How many lines hold the string "Gold"? Give only the number.

▶ _Data entries for graphics_
-.-.-

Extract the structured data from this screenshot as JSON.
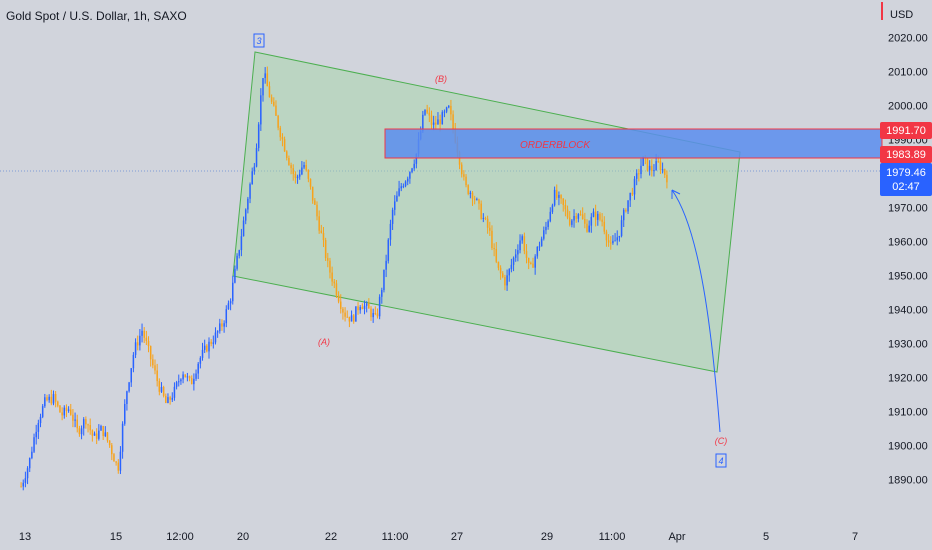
{
  "header": {
    "symbol_title": "Gold Spot / U.S. Dollar, 1h, SAXO",
    "currency": "USD"
  },
  "colors": {
    "background": "#d1d4dc",
    "candle_up": "#2962ff",
    "candle_down": "#f7a21b",
    "channel_fill": "#a5d6a7",
    "channel_stroke": "#4caf50",
    "orderblock_fill": "#5b8dee",
    "orderblock_stroke": "#f23645",
    "wave_label": "#f23645",
    "wave_count": "#2962ff",
    "arrow": "#2962ff",
    "price_line": "#7f9bd6"
  },
  "chart_data": {
    "type": "candlestick",
    "title": "Gold Spot / U.S. Dollar, 1h, SAXO",
    "x_ticks": [
      "13",
      "15",
      "12:00",
      "20",
      "22",
      "11:00",
      "27",
      "29",
      "11:00",
      "Apr",
      "5",
      "7"
    ],
    "y_ticks": [
      "2020.00",
      "2010.00",
      "2000.00",
      "1990.00",
      "1980.00",
      "1970.00",
      "1960.00",
      "1950.00",
      "1940.00",
      "1930.00",
      "1920.00",
      "1910.00",
      "1900.00",
      "1890.00"
    ],
    "ylim": [
      1884,
      2024
    ],
    "price_labels": {
      "orderblock_top": "1991.70",
      "orderblock_bottom": "1983.89",
      "last_price": "1979.46",
      "countdown": "02:47"
    },
    "close_path": [
      1888,
      1895,
      1907,
      1913,
      1914,
      1909,
      1911,
      1904,
      1908,
      1902,
      1905,
      1900,
      1893,
      1915,
      1928,
      1934,
      1926,
      1918,
      1912,
      1916,
      1922,
      1918,
      1925,
      1929,
      1932,
      1936,
      1944,
      1958,
      1972,
      1985,
      2010,
      2001,
      1993,
      1985,
      1978,
      1983,
      1974,
      1964,
      1953,
      1946,
      1939,
      1937,
      1942,
      1940,
      1937,
      1951,
      1969,
      1976,
      1980,
      1986,
      1999,
      1994,
      1996,
      1999,
      1988,
      1976,
      1974,
      1968,
      1963,
      1952,
      1948,
      1955,
      1962,
      1951,
      1958,
      1964,
      1974,
      1971,
      1966,
      1969,
      1964,
      1968,
      1966,
      1958,
      1962,
      1971,
      1977,
      1984,
      1981,
      1983,
      1979
    ],
    "annotations": {
      "orderblock_label": "ORDERBLOCK",
      "wave_a": "(A)",
      "wave_b": "(B)",
      "wave_c": "(C)",
      "count_3": "3",
      "count_4": "4"
    }
  }
}
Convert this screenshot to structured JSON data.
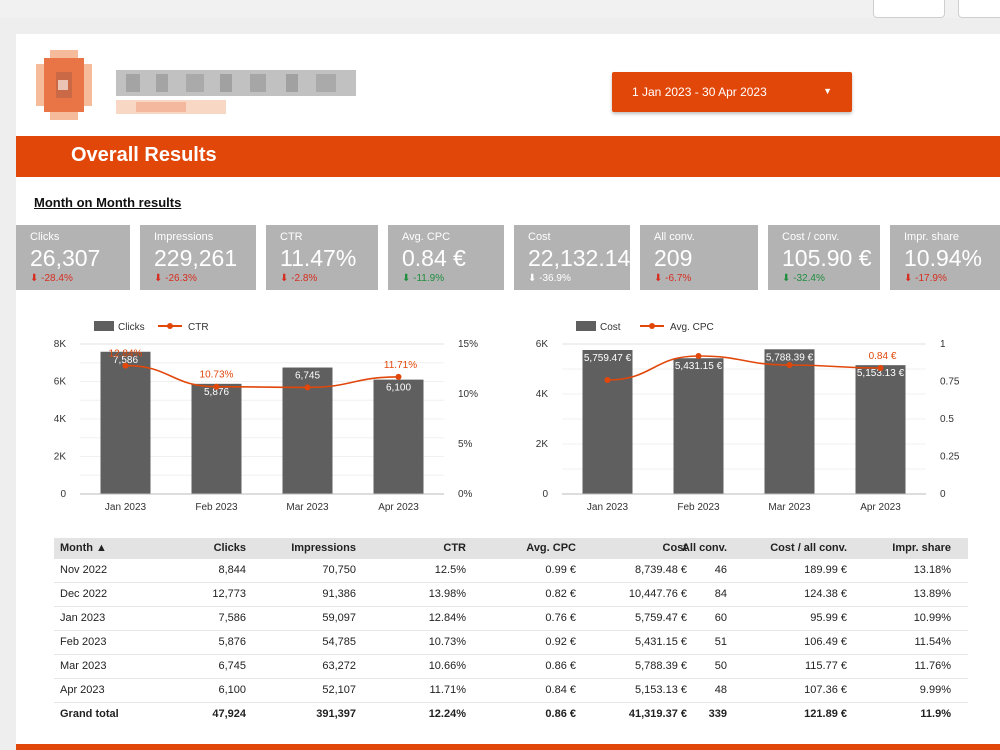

-.-.-

▶ _WRITTEN ANSWER_
2